◆ Reading text:
In the United Kingdom, the Brabazon Committee was formed in 1942 under John Moore-Brabazon, 1st Baron Brabazon of Tara to forecast advances in aviation technology and the air transport needs of the postwar British Empire (in South Asia, Africa, and the Near and Far East) and Commonwealth (Australia, Canada, New Zealand). For British use, multi-engine aircraft types were allegedly split between the US for military transport aircraft and the UK for heavy bombers. That such a policy was suggested or implemented have been disputed, at least by Sir Peter Masefield. British aircraft manufacturers were tied up to fulfill military requirements, and had no free capacity to address other matters though the war.

The committee final report pushed four designs for the state-owned airlines British Overseas Airways Corporation (BOAC) and later British European Airways (BEA): three piston-powered aircraft of varying sizes, and a jet-powered 100-seat design at the request of Geoffrey de Havilland, involved in the first jet fighters development.

◆ Recorded data:

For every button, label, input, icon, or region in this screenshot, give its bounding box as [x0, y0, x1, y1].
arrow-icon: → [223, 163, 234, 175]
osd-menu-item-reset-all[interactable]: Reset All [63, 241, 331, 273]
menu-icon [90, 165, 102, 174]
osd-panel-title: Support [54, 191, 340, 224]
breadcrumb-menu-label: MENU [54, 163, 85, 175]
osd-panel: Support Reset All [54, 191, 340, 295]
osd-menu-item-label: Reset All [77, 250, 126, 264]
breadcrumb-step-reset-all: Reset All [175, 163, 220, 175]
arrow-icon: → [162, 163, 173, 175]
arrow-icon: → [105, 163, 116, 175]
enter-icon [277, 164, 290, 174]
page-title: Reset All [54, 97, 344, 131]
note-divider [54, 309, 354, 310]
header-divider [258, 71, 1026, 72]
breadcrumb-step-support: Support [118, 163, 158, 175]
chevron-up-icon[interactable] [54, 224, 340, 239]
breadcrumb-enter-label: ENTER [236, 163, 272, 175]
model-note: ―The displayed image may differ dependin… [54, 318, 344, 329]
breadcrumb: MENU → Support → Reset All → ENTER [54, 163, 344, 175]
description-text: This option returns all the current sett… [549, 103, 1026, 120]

◆ Questions to answer:
1) Answer these questions from the text about the Brabazon Committee:
(a) In what year was the committee formed?
(b) Who is named as disputing that multi-engine aircraft types were split between the US and the UK?
(c) How many designs did the committee's final report push?
2) Resume the text about the Brabazon Committee, picking up after its last sentence.

◆ Results for the exercise:
1)
(a) 1942
(b) Sir Peter Masefield
(c) Four

2)
After a brief contest, the Type I design was given to the Bristol Aeroplane Company, building on a "100 ton bomber" submission. This evolved into the Bristol Brabazon but this project folded in 1951 as BOAC lost interest and the first aircraft needed a costly wing re-design to accommodate the Bristol Proteus engine.

The Type II was split between the de Havilland Dove and Airspeed Ambassador conventional piston designs, and the Vickers model powered by newly developed turboprops: first flown in 1948, the VC.2 Viceroy was the first turboprop design to enter service; a commercial success with 445 Viscounts built. The Type III requirement led to the conventional Avro Tudor and the more ambitious Bristol Britannia, although both aircraft suffered protracted developments, with the latter entering service with BOAC in February 1957, over seven years following its order.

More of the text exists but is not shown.